▸ **What is being asked**
Transcribe all records exactly.

— BEGIN Given data —

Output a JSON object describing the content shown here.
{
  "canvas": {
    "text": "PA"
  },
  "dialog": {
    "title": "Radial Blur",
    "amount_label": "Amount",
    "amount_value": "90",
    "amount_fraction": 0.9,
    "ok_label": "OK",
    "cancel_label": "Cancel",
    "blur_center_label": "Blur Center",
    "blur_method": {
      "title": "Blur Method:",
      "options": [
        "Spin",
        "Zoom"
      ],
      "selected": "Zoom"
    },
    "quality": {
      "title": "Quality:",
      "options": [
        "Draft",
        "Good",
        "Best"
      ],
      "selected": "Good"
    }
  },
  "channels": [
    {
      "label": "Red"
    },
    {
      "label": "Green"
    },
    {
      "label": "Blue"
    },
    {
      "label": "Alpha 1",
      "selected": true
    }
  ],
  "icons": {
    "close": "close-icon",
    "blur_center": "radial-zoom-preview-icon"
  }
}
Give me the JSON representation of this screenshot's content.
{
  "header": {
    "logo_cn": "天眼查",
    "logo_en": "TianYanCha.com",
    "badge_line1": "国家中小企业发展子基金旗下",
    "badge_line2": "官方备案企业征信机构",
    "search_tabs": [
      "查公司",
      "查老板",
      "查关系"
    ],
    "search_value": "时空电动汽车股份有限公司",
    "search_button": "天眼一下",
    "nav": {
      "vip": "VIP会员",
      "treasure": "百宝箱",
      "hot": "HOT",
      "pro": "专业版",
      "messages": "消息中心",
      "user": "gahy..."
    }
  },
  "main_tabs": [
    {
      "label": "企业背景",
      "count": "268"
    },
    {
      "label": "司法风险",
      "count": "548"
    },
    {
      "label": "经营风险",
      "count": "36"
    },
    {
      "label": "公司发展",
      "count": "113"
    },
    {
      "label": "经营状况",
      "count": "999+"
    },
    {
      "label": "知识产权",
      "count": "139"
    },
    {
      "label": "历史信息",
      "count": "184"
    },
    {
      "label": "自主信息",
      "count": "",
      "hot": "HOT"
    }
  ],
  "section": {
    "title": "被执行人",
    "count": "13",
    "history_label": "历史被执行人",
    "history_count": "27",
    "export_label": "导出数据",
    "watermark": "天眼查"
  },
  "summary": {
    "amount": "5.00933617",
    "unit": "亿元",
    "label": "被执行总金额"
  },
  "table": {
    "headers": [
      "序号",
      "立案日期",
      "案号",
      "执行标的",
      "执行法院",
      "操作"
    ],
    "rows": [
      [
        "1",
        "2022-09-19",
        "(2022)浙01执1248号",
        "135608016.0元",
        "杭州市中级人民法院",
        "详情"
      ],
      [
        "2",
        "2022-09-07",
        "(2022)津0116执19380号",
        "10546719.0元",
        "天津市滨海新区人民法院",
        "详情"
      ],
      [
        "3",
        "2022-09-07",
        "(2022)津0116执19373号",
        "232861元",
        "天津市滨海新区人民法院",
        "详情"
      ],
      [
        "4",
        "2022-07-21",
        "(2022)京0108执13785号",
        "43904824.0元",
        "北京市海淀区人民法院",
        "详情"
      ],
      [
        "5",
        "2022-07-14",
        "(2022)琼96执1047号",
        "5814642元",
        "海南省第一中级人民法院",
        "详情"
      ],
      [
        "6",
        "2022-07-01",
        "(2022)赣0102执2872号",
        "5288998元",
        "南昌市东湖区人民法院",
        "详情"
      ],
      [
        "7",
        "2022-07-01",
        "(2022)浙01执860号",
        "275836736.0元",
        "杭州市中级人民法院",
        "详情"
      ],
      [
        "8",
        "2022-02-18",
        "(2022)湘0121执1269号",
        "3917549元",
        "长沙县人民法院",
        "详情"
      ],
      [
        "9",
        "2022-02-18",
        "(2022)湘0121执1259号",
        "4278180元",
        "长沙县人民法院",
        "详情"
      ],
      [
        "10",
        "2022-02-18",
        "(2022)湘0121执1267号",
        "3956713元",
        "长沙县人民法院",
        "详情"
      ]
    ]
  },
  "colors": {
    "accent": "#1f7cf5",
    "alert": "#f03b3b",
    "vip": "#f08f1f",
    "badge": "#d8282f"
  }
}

— END Given data —

▸ **Result for this exercise**
Output a JSON object describing the content shown here.
{
  "canvas": {
    "text": "PA"
  },
  "dialog": {
    "title": "Radial Blur",
    "amount_label": "Amount",
    "amount_value": "90",
    "amount_fraction": 0.9,
    "ok_label": "OK",
    "cancel_label": "Cancel",
    "blur_center_label": "Blur Center",
    "blur_method": {
      "title": "Blur Method:",
      "options": [
        "Spin",
        "Zoom"
      ],
      "selected": "Zoom"
    },
    "quality": {
      "title": "Quality:",
      "options": [
        "Draft",
        "Good",
        "Best"
      ],
      "selected": "Good"
    }
  },
  "channels": [
    {
      "label": "Red"
    },
    {
      "label": "Green"
    },
    {
      "label": "Blue"
    },
    {
      "label": "Alpha 1",
      "selected": true
    }
  ],
  "icons": {
    "close": "close-icon",
    "blur_center": "radial-zoom-preview-icon"
  }
}
Give me the JSON representation of this screenshot's content.
{
  "header": {
    "logo_cn": "天眼查",
    "logo_en": "TianYanCha.com",
    "badge_line1": "国家中小企业发展子基金旗下",
    "badge_line2": "官方备案企业征信机构",
    "search_tabs": [
      "查公司",
      "查老板",
      "查关系"
    ],
    "search_value": "时空电动汽车股份有限公司",
    "search_button": "天眼一下",
    "nav": {
      "vip": "VIP会员",
      "treasure": "百宝箱",
      "hot": "HOT",
      "pro": "专业版",
      "messages": "消息中心",
      "user": "gahy..."
    }
  },
  "main_tabs": [
    {
      "label": "企业背景",
      "count": "268"
    },
    {
      "label": "司法风险",
      "count": "548"
    },
    {
      "label": "经营风险",
      "count": "36"
    },
    {
      "label": "公司发展",
      "count": "113"
    },
    {
      "label": "经营状况",
      "count": "999+"
    },
    {
      "label": "知识产权",
      "count": "139"
    },
    {
      "label": "历史信息",
      "count": "184"
    },
    {
      "label": "自主信息",
      "count": "",
      "hot": "HOT"
    }
  ],
  "section": {
    "title": "被执行人",
    "count": "13",
    "history_label": "历史被执行人",
    "history_count": "27",
    "export_label": "导出数据",
    "watermark": "天眼查"
  },
  "summary": {
    "amount": "5.00933617",
    "unit": "亿元",
    "label": "被执行总金额"
  },
  "table": {
    "headers": [
      "序号",
      "立案日期",
      "案号",
      "执行标的",
      "执行法院",
      "操作"
    ],
    "rows": [
      [
        "1",
        "2022-09-19",
        "(2022)浙01执1248号",
        "135608016.0元",
        "杭州市中级人民法院",
        "详情"
      ],
      [
        "2",
        "2022-09-07",
        "(2022)津0116执19380号",
        "10546719.0元",
        "天津市滨海新区人民法院",
        "详情"
      ],
      [
        "3",
        "2022-09-07",
        "(2022)津0116执19373号",
        "232861元",
        "天津市滨海新区人民法院",
        "详情"
      ],
      [
        "4",
        "2022-07-21",
        "(2022)京0108执13785号",
        "43904824.0元",
        "北京市海淀区人民法院",
        "详情"
      ],
      [
        "5",
        "2022-07-14",
        "(2022)琼96执1047号",
        "5814642元",
        "海南省第一中级人民法院",
        "详情"
      ],
      [
        "6",
        "2022-07-01",
        "(2022)赣0102执2872号",
        "5288998元",
        "南昌市东湖区人民法院",
        "详情"
      ],
      [
        "7",
        "2022-07-01",
        "(2022)浙01执860号",
        "275836736.0元",
        "杭州市中级人民法院",
        "详情"
      ],
      [
        "8",
        "2022-02-18",
        "(2022)湘0121执1269号",
        "3917549元",
        "长沙县人民法院",
        "详情"
      ],
      [
        "9",
        "2022-02-18",
        "(2022)湘0121执1259号",
        "4278180元",
        "长沙县人民法院",
        "详情"
      ],
      [
        "10",
        "2022-02-18",
        "(2022)湘0121执1267号",
        "3956713元",
        "长沙县人民法院",
        "详情"
      ]
    ]
  },
  "colors": {
    "accent": "#1f7cf5",
    "alert": "#f03b3b",
    "vip": "#f08f1f",
    "badge": "#d8282f"
  }
}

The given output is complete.